(Stored data)
----

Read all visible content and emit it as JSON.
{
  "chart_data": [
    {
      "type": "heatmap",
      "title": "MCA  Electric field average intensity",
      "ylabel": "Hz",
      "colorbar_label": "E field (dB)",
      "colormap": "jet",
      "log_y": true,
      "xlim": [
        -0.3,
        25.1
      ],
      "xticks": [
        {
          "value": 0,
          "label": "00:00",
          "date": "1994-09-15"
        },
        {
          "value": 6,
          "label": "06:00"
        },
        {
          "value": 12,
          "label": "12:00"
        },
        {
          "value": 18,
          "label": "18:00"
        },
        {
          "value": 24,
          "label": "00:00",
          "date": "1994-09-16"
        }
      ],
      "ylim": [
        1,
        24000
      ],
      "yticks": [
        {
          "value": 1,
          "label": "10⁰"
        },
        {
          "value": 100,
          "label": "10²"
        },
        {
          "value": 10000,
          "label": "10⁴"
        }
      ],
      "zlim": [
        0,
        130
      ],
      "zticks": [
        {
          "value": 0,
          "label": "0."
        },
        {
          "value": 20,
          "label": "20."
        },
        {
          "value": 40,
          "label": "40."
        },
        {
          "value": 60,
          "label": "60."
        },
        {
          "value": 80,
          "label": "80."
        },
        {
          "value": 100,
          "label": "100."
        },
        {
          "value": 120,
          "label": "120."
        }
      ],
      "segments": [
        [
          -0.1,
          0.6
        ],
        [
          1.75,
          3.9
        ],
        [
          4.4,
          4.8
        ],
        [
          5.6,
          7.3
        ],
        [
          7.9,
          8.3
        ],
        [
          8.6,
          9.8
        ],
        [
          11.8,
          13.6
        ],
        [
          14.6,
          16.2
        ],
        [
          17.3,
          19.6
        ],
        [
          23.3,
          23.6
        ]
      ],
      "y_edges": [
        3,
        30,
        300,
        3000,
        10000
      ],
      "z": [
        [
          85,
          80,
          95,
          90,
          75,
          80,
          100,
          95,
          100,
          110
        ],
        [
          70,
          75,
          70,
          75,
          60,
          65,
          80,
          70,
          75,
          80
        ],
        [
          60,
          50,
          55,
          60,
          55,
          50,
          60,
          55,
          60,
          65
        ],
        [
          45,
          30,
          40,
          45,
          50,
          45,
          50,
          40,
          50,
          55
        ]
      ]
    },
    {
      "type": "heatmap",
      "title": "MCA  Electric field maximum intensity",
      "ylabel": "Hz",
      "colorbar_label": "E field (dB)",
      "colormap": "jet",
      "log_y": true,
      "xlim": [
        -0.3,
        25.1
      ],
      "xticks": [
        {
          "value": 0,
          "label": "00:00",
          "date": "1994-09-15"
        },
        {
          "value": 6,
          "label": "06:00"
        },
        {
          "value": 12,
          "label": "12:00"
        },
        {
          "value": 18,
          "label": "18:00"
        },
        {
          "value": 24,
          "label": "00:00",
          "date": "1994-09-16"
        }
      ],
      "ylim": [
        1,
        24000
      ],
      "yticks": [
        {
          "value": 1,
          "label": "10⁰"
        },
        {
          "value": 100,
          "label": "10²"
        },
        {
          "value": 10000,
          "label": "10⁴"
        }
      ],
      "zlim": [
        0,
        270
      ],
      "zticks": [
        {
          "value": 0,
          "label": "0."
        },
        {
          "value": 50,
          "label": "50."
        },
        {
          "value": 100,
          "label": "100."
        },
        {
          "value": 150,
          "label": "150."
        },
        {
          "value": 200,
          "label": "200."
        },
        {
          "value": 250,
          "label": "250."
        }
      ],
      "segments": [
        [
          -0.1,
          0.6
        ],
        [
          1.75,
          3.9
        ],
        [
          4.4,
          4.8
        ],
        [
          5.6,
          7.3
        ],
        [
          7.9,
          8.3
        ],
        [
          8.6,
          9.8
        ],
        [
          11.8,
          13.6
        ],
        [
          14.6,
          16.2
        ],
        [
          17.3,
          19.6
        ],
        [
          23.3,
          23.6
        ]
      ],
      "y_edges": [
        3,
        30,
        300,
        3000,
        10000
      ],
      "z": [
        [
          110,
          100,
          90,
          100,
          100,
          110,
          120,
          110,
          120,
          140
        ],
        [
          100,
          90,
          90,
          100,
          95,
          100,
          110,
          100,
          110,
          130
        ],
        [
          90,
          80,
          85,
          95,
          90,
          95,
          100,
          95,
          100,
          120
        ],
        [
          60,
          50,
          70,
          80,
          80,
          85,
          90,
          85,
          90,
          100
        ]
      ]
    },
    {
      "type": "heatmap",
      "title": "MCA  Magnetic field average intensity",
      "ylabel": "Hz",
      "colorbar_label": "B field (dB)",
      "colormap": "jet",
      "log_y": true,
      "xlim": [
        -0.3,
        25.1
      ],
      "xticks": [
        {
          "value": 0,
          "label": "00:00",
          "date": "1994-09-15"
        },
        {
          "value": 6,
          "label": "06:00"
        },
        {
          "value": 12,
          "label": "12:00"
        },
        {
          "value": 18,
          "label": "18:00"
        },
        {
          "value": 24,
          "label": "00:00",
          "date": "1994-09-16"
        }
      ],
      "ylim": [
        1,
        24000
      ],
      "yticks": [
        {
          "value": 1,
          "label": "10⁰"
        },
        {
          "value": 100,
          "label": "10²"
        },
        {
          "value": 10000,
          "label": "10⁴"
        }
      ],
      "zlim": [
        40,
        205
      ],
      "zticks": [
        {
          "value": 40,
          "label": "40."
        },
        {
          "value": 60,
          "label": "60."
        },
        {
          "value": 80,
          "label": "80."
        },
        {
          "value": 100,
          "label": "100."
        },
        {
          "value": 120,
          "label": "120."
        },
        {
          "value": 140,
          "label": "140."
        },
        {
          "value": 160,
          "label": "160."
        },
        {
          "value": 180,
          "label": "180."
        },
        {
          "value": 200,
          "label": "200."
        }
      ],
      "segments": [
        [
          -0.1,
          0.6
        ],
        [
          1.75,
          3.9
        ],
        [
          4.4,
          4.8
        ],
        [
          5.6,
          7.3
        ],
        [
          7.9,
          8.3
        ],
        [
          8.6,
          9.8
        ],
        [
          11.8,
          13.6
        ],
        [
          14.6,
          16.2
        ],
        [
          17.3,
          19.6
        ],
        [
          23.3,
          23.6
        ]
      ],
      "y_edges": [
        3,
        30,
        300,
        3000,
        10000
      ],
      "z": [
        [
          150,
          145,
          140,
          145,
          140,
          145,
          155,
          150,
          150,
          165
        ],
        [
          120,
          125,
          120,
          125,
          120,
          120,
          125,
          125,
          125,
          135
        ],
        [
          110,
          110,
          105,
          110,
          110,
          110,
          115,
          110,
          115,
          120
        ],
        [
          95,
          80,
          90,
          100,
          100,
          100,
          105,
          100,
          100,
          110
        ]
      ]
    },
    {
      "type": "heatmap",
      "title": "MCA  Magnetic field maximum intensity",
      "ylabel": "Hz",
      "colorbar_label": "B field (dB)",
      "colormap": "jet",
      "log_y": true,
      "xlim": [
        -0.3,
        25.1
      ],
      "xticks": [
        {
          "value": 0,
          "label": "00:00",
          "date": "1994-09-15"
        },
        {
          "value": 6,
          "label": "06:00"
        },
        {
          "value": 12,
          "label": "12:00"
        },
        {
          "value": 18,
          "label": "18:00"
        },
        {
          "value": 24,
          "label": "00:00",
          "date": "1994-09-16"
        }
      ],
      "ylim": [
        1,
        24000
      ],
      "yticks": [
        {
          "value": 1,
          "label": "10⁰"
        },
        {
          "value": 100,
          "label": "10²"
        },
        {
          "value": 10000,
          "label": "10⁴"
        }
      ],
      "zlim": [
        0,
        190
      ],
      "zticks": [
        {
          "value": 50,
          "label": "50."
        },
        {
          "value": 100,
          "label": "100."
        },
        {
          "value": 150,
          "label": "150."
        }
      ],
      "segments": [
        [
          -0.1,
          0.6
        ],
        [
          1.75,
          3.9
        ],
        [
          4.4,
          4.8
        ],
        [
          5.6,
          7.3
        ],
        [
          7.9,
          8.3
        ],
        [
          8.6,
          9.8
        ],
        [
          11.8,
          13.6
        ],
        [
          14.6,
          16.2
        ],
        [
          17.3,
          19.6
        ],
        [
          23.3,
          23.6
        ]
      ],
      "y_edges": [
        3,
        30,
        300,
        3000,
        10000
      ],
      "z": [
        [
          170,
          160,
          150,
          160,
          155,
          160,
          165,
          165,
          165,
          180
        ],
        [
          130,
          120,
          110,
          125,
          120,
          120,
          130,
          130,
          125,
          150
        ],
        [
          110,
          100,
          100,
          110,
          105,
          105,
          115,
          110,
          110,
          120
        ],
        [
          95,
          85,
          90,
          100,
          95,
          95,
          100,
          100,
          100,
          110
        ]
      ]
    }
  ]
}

----

_What the task requires_
Indicate how many lines of the material contain the string "Magnetic", giving the number and nothing more.

_Output of the task_
2